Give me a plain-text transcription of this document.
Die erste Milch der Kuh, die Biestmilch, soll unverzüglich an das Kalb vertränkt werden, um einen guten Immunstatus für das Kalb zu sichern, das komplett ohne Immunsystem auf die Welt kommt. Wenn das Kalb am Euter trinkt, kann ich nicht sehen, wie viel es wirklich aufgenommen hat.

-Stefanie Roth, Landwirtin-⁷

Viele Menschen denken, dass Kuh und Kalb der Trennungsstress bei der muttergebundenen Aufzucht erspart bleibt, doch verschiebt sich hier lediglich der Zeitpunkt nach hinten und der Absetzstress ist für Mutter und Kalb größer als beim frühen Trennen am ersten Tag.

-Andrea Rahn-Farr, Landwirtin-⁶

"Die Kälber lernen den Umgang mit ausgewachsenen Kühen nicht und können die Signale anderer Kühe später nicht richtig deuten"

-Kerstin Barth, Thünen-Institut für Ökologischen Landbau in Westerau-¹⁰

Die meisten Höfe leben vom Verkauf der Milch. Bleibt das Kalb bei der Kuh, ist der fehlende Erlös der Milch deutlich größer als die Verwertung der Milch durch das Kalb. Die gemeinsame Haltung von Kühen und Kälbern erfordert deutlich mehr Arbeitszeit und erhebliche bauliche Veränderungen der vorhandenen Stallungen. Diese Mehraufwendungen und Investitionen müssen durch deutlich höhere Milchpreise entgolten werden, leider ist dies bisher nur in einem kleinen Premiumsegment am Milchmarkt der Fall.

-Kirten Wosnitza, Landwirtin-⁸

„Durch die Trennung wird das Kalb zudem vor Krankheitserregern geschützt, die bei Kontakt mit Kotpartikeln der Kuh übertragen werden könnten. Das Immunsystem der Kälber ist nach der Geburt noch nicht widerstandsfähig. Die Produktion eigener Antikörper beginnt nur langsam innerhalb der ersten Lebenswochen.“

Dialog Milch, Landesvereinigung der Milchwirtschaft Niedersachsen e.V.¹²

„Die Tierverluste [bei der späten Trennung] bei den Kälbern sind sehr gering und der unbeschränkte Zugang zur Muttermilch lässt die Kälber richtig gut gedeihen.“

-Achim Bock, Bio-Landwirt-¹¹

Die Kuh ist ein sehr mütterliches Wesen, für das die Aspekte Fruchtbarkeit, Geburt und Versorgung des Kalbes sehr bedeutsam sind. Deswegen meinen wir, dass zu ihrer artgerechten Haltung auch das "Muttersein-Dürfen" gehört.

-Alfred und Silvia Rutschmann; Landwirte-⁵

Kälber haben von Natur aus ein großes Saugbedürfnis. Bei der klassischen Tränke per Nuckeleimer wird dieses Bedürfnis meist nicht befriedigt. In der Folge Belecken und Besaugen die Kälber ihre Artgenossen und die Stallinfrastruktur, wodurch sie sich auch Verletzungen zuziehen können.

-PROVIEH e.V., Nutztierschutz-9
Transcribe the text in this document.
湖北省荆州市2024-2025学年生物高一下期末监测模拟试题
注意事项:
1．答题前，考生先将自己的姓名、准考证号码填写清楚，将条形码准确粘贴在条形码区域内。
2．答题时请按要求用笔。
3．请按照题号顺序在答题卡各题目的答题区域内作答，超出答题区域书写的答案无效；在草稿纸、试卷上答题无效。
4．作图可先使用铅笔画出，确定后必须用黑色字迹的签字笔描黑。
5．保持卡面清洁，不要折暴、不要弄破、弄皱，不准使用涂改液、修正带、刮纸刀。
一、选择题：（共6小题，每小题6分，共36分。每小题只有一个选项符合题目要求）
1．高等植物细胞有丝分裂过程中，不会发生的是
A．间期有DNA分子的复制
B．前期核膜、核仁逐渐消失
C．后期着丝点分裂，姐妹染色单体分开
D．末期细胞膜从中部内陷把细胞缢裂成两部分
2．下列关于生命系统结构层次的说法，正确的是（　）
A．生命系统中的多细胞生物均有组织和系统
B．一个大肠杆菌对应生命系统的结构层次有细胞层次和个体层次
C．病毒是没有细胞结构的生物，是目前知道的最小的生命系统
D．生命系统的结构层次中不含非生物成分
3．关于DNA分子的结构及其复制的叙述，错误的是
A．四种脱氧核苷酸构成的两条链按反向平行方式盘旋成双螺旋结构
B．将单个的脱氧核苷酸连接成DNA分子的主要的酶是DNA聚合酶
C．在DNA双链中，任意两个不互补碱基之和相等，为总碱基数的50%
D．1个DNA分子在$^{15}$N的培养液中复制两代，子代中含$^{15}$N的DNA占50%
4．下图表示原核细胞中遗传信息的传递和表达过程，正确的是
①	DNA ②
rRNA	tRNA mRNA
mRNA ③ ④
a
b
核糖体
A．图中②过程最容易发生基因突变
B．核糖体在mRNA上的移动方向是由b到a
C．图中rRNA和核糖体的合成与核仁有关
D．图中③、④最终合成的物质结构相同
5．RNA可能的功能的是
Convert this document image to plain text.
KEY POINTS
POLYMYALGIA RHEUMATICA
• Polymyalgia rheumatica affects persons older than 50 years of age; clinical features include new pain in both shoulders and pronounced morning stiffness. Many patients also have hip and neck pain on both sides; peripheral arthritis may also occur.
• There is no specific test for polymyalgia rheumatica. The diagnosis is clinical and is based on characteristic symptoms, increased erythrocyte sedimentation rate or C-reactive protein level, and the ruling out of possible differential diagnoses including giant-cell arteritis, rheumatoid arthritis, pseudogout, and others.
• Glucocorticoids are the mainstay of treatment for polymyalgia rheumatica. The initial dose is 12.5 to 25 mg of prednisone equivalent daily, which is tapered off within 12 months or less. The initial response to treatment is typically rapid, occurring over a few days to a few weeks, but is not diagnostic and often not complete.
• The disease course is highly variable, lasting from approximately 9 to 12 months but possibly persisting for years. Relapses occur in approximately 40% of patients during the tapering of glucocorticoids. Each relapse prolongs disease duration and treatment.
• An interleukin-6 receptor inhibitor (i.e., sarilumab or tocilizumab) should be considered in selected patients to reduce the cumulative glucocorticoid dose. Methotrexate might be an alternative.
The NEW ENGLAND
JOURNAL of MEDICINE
....................
◆ Exercise directions: Make a copy of each line in the records above that has the word "dose".

◆ Answer for this exercise:
• Glucocorticoids are the mainstay of treatment for polymyalgia rheumatica. The initial dose is 12.5 to 25 mg of prednisone equivalent daily, which is tapered off within 12 months or less. The initial response to treatment is typically rapid, occurring over a few days to a few weeks, but is not diagnostic and often not complete.
• An interleukin-6 receptor inhibitor (i.e., sarilumab or tocilizumab) should be considered in selected patients to reduce the cumulative glucocorticoid dose. Methotrexate might be an alternative.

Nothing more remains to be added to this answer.